_The task:_
Return each entry exactly, omitting nothing.

----

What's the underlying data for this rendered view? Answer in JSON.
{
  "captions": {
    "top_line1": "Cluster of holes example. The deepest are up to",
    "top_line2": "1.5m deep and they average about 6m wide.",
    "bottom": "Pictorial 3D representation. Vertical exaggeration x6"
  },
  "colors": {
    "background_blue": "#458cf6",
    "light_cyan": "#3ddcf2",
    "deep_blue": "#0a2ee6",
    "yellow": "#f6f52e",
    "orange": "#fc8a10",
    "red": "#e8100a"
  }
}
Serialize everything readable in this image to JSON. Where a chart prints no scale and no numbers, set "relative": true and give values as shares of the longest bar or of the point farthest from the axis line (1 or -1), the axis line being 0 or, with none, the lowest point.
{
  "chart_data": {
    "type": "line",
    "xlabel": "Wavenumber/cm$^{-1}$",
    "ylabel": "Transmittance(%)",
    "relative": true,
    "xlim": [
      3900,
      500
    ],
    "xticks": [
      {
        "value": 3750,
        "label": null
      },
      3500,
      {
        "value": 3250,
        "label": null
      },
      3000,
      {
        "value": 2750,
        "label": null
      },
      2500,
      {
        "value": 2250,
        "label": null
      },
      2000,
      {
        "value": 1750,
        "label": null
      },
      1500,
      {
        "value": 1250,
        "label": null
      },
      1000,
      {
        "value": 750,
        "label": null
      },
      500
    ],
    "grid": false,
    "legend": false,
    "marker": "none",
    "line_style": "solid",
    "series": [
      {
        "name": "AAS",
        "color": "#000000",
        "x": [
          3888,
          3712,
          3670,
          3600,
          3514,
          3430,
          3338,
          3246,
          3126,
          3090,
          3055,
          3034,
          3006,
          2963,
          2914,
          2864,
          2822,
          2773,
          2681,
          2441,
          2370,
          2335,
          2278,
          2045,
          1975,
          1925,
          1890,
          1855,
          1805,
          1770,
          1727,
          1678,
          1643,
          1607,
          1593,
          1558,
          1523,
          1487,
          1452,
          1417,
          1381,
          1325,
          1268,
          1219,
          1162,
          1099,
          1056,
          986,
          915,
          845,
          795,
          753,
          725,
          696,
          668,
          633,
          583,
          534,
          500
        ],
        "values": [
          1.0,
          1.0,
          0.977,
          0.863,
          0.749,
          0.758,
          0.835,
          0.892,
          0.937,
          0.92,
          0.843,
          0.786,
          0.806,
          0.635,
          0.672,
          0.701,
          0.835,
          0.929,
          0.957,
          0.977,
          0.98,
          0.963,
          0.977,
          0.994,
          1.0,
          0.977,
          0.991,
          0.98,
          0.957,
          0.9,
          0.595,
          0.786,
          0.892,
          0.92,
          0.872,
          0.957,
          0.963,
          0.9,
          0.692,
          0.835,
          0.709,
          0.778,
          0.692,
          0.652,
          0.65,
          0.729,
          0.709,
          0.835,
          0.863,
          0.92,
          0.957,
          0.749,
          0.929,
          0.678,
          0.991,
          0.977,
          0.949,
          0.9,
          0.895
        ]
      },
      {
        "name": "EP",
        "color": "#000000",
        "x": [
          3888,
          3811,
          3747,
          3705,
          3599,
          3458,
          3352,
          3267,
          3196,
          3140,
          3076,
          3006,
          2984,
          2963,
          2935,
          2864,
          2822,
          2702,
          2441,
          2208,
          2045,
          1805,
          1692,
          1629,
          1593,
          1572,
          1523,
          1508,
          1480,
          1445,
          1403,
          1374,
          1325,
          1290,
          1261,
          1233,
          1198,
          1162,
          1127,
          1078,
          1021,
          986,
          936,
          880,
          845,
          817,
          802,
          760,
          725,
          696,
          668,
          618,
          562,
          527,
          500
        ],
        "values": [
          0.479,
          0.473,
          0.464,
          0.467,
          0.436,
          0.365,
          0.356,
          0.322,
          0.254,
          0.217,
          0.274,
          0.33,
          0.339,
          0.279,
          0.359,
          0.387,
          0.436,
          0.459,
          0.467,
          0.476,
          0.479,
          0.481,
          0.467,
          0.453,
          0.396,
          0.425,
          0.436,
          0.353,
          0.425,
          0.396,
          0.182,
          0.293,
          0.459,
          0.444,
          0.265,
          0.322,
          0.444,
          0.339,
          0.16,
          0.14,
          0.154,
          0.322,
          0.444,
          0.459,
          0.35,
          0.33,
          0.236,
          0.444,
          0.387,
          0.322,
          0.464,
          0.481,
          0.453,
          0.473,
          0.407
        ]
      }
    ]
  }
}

----

_Response to this task:_
What's the underlying data for this rendered view? Answer in JSON.
{
  "captions": {
    "top_line1": "Cluster of holes example. The deepest are up to",
    "top_line2": "1.5m deep and they average about 6m wide.",
    "bottom": "Pictorial 3D representation. Vertical exaggeration x6"
  },
  "colors": {
    "background_blue": "#458cf6",
    "light_cyan": "#3ddcf2",
    "deep_blue": "#0a2ee6",
    "yellow": "#f6f52e",
    "orange": "#fc8a10",
    "red": "#e8100a"
  }
}
Serialize everything readable in this image to JSON. Where a chart prints no scale and no numbers, set "relative": true and give values as shares of the longest bar or of the point farthest from the axis line (1 or -1), the axis line being 0 or, with none, the lowest point.
{
  "chart_data": {
    "type": "line",
    "xlabel": "Wavenumber/cm$^{-1}$",
    "ylabel": "Transmittance(%)",
    "relative": true,
    "xlim": [
      3900,
      500
    ],
    "xticks": [
      {
        "value": 3750,
        "label": null
      },
      3500,
      {
        "value": 3250,
        "label": null
      },
      3000,
      {
        "value": 2750,
        "label": null
      },
      2500,
      {
        "value": 2250,
        "label": null
      },
      2000,
      {
        "value": 1750,
        "label": null
      },
      1500,
      {
        "value": 1250,
        "label": null
      },
      1000,
      {
        "value": 750,
        "label": null
      },
      500
    ],
    "grid": false,
    "legend": false,
    "marker": "none",
    "line_style": "solid",
    "series": [
      {
        "name": "AAS",
        "color": "#000000",
        "x": [
          3888,
          3712,
          3670,
          3600,
          3514,
          3430,
          3338,
          3246,
          3126,
          3090,
          3055,
          3034,
          3006,
          2963,
          2914,
          2864,
          2822,
          2773,
          2681,
          2441,
          2370,
          2335,
          2278,
          2045,
          1975,
          1925,
          1890,
          1855,
          1805,
          1770,
          1727,
          1678,
          1643,
          1607,
          1593,
          1558,
          1523,
          1487,
          1452,
          1417,
          1381,
          1325,
          1268,
          1219,
          1162,
          1099,
          1056,
          986,
          915,
          845,
          795,
          753,
          725,
          696,
          668,
          633,
          583,
          534,
          500
        ],
        "values": [
          1.0,
          1.0,
          0.977,
          0.863,
          0.749,
          0.758,
          0.835,
          0.892,
          0.937,
          0.92,
          0.843,
          0.786,
          0.806,
          0.635,
          0.672,
          0.701,
          0.835,
          0.929,
          0.957,
          0.977,
          0.98,
          0.963,
          0.977,
          0.994,
          1.0,
          0.977,
          0.991,
          0.98,
          0.957,
          0.9,
          0.595,
          0.786,
          0.892,
          0.92,
          0.872,
          0.957,
          0.963,
          0.9,
          0.692,
          0.835,
          0.709,
          0.778,
          0.692,
          0.652,
          0.65,
          0.729,
          0.709,
          0.835,
          0.863,
          0.92,
          0.957,
          0.749,
          0.929,
          0.678,
          0.991,
          0.977,
          0.949,
          0.9,
          0.895
        ]
      },
      {
        "name": "EP",
        "color": "#000000",
        "x": [
          3888,
          3811,
          3747,
          3705,
          3599,
          3458,
          3352,
          3267,
          3196,
          3140,
          3076,
          3006,
          2984,
          2963,
          2935,
          2864,
          2822,
          2702,
          2441,
          2208,
          2045,
          1805,
          1692,
          1629,
          1593,
          1572,
          1523,
          1508,
          1480,
          1445,
          1403,
          1374,
          1325,
          1290,
          1261,
          1233,
          1198,
          1162,
          1127,
          1078,
          1021,
          986,
          936,
          880,
          845,
          817,
          802,
          760,
          725,
          696,
          668,
          618,
          562,
          527,
          500
        ],
        "values": [
          0.479,
          0.473,
          0.464,
          0.467,
          0.436,
          0.365,
          0.356,
          0.322,
          0.254,
          0.217,
          0.274,
          0.33,
          0.339,
          0.279,
          0.359,
          0.387,
          0.436,
          0.459,
          0.467,
          0.476,
          0.479,
          0.481,
          0.467,
          0.453,
          0.396,
          0.425,
          0.436,
          0.353,
          0.425,
          0.396,
          0.182,
          0.293,
          0.459,
          0.444,
          0.265,
          0.322,
          0.444,
          0.339,
          0.16,
          0.14,
          0.154,
          0.322,
          0.444,
          0.459,
          0.35,
          0.33,
          0.236,
          0.444,
          0.387,
          0.322,
          0.464,
          0.481,
          0.453,
          0.473,
          0.407
        ]
      }
    ]
  }
}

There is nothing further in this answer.